■ Instructions to follow ■
Write out, precisely and in full, each line of the material.

■ Entries supplied ■
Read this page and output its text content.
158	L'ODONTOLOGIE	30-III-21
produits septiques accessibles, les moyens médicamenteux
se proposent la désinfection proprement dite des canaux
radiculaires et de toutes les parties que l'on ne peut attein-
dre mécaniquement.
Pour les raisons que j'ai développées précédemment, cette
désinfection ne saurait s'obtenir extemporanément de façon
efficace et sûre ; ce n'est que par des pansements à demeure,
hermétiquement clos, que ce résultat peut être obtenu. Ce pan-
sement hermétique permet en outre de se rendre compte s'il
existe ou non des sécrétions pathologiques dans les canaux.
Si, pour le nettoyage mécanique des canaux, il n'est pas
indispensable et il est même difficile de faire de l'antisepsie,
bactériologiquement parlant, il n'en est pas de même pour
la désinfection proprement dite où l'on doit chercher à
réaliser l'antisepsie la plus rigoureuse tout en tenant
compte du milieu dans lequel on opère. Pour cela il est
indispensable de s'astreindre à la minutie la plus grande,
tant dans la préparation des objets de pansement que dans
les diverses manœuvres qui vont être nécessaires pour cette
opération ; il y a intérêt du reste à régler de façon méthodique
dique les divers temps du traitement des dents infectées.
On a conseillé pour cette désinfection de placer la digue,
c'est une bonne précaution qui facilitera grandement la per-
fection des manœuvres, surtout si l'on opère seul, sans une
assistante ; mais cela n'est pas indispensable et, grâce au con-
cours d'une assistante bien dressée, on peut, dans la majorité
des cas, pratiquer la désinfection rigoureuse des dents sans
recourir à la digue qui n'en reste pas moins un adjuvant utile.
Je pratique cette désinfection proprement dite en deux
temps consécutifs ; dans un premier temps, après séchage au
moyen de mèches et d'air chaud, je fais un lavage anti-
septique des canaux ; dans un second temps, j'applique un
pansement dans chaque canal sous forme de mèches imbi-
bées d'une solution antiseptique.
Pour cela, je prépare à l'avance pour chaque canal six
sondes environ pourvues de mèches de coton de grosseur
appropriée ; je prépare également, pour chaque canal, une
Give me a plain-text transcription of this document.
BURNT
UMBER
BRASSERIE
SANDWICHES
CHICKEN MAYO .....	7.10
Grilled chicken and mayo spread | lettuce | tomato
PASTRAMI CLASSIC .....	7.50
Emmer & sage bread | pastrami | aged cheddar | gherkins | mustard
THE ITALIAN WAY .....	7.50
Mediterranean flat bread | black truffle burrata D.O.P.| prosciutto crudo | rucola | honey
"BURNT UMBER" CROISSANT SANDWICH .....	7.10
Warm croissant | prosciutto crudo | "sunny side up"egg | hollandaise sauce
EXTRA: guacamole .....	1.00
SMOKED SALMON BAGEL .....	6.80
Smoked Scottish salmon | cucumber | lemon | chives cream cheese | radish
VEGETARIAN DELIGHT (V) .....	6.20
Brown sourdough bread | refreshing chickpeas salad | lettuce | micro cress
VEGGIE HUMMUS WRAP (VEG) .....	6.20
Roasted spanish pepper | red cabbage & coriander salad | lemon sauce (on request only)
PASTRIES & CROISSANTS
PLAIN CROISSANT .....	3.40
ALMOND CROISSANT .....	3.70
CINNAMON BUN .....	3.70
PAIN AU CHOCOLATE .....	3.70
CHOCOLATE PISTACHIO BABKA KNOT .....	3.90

■ Reply ■
Read this page and output its text content.
158	L'ODONTOLOGIE	30-III-21
produits septiques accessibles, les moyens médicamenteux
se proposent la désinfection proprement dite des canaux
radiculaires et de toutes les parties que l'on ne peut attein-
dre mécaniquement.
Pour les raisons que j'ai développées précédemment, cette
désinfection ne saurait s'obtenir extemporanément de façon
efficace et sûre ; ce n'est que par des pansements à demeure,
hermétiquement clos, que ce résultat peut être obtenu. Ce pan-
sement hermétique permet en outre de se rendre compte s'il
existe ou non des sécrétions pathologiques dans les canaux.
Si, pour le nettoyage mécanique des canaux, il n'est pas
indispensable et il est même difficile de faire de l'antisepsie,
bactériologiquement parlant, il n'en est pas de même pour
la désinfection proprement dite où l'on doit chercher à
réaliser l'antisepsie la plus rigoureuse tout en tenant
compte du milieu dans lequel on opère. Pour cela il est
indispensable de s'astreindre à la minutie la plus grande,
tant dans la préparation des objets de pansement que dans
les diverses manœuvres qui vont être nécessaires pour cette
opération ; il y a intérêt du reste à régler de façon méthodique
dique les divers temps du traitement des dents infectées.
On a conseillé pour cette désinfection de placer la digue,
c'est une bonne précaution qui facilitera grandement la per-
fection des manœuvres, surtout si l'on opère seul, sans une
assistante ; mais cela n'est pas indispensable et, grâce au con-
cours d'une assistante bien dressée, on peut, dans la majorité
des cas, pratiquer la désinfection rigoureuse des dents sans
recourir à la digue qui n'en reste pas moins un adjuvant utile.
Je pratique cette désinfection proprement dite en deux
temps consécutifs ; dans un premier temps, après séchage au
moyen de mèches et d'air chaud, je fais un lavage anti-
septique des canaux ; dans un second temps, j'applique un
pansement dans chaque canal sous forme de mèches imbi-
bées d'une solution antiseptique.
Pour cela, je prépare à l'avance pour chaque canal six
sondes environ pourvues de mèches de coton de grosseur
appropriée ; je prépare également, pour chaque canal, une
Give me a plain-text transcription of this document.
BURNT
UMBER
BRASSERIE
SANDWICHES
CHICKEN MAYO .....	7.10
Grilled chicken and mayo spread | lettuce | tomato
PASTRAMI CLASSIC .....	7.50
Emmer & sage bread | pastrami | aged cheddar | gherkins | mustard
THE ITALIAN WAY .....	7.50
Mediterranean flat bread | black truffle burrata D.O.P.| prosciutto crudo | rucola | honey
"BURNT UMBER" CROISSANT SANDWICH .....	7.10
Warm croissant | prosciutto crudo | "sunny side up"egg | hollandaise sauce
EXTRA: guacamole .....	1.00
SMOKED SALMON BAGEL .....	6.80
Smoked Scottish salmon | cucumber | lemon | chives cream cheese | radish
VEGETARIAN DELIGHT (V) .....	6.20
Brown sourdough bread | refreshing chickpeas salad | lettuce | micro cress
VEGGIE HUMMUS WRAP (VEG) .....	6.20
Roasted spanish pepper | red cabbage & coriander salad | lemon sauce (on request only)
PASTRIES & CROISSANTS
PLAIN CROISSANT .....	3.40
ALMOND CROISSANT .....	3.70
CINNAMON BUN .....	3.70
PAIN AU CHOCOLATE .....	3.70
CHOCOLATE PISTACHIO BABKA KNOT .....	3.90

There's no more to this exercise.